● **WRITTEN EXERCISE**
Each record needs to be echoed exactly; can you do that?

● **DATA ENTRIES**
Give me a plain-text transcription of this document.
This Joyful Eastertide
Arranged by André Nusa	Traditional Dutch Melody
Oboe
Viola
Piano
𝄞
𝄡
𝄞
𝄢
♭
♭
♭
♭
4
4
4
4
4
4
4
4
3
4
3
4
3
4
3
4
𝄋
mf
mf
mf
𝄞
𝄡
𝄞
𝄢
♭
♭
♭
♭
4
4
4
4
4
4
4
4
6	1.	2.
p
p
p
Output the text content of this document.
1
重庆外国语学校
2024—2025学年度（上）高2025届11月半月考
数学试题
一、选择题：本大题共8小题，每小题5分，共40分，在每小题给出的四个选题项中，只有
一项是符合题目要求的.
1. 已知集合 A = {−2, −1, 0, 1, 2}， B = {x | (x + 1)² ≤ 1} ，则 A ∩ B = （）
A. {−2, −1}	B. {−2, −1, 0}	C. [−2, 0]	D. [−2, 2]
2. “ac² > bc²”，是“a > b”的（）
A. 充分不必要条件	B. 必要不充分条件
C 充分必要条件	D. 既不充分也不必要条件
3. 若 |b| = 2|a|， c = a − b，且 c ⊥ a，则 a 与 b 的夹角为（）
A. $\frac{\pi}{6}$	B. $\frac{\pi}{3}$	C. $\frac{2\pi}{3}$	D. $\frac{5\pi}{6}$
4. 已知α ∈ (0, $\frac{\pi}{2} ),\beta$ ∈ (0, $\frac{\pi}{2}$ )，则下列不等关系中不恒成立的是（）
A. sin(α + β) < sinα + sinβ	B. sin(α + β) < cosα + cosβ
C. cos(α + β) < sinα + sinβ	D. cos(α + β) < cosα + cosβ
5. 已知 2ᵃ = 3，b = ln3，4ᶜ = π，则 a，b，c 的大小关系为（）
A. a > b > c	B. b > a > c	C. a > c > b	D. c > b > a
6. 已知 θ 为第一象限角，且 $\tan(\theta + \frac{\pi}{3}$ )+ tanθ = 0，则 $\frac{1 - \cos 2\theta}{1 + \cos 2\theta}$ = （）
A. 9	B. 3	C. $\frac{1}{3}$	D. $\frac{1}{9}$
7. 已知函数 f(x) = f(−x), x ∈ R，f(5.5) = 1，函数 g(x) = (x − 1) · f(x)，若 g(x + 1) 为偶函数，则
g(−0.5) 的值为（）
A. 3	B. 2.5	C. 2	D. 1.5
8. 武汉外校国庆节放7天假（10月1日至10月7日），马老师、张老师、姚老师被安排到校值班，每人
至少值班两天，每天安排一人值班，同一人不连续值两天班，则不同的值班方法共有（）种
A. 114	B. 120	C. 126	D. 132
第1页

● **SOLUTION**
Give me a plain-text transcription of this document.
This Joyful Eastertide
Arranged by André Nusa	Traditional Dutch Melody
Oboe
Viola
Piano
𝄞
𝄡
𝄞
𝄢
♭
♭
♭
♭
4
4
4
4
4
4
4
4
3
4
3
4
3
4
3
4
𝄋
mf
mf
mf
𝄞
𝄡
𝄞
𝄢
♭
♭
♭
♭
4
4
4
4
4
4
4
4
6	1.	2.
p
p
p
Output the text content of this document.
1
重庆外国语学校
2024—2025学年度（上）高2025届11月半月考
数学试题
一、选择题：本大题共8小题，每小题5分，共40分，在每小题给出的四个选题项中，只有
一项是符合题目要求的.
1. 已知集合 A = {−2, −1, 0, 1, 2}， B = {x | (x + 1)² ≤ 1} ，则 A ∩ B = （）
A. {−2, −1}	B. {−2, −1, 0}	C. [−2, 0]	D. [−2, 2]
2. “ac² > bc²”，是“a > b”的（）
A. 充分不必要条件	B. 必要不充分条件
C 充分必要条件	D. 既不充分也不必要条件
3. 若 |b| = 2|a|， c = a − b，且 c ⊥ a，则 a 与 b 的夹角为（）
A. $\frac{\pi}{6}$	B. $\frac{\pi}{3}$	C. $\frac{2\pi}{3}$	D. $\frac{5\pi}{6}$
4. 已知α ∈ (0, $\frac{\pi}{2} ),\beta$ ∈ (0, $\frac{\pi}{2}$ )，则下列不等关系中不恒成立的是（）
A. sin(α + β) < sinα + sinβ	B. sin(α + β) < cosα + cosβ
C. cos(α + β) < sinα + sinβ	D. cos(α + β) < cosα + cosβ
5. 已知 2ᵃ = 3，b = ln3，4ᶜ = π，则 a，b，c 的大小关系为（）
A. a > b > c	B. b > a > c	C. a > c > b	D. c > b > a
6. 已知 θ 为第一象限角，且 $\tan(\theta + \frac{\pi}{3}$ )+ tanθ = 0，则 $\frac{1 - \cos 2\theta}{1 + \cos 2\theta}$ = （）
A. 9	B. 3	C. $\frac{1}{3}$	D. $\frac{1}{9}$
7. 已知函数 f(x) = f(−x), x ∈ R，f(5.5) = 1，函数 g(x) = (x − 1) · f(x)，若 g(x + 1) 为偶函数，则
g(−0.5) 的值为（）
A. 3	B. 2.5	C. 2	D. 1.5
8. 武汉外校国庆节放7天假（10月1日至10月7日），马老师、张老师、姚老师被安排到校值班，每人
至少值班两天，每天安排一人值班，同一人不连续值两天班，则不同的值班方法共有（）种
A. 114	B. 120	C. 126	D. 132
第1页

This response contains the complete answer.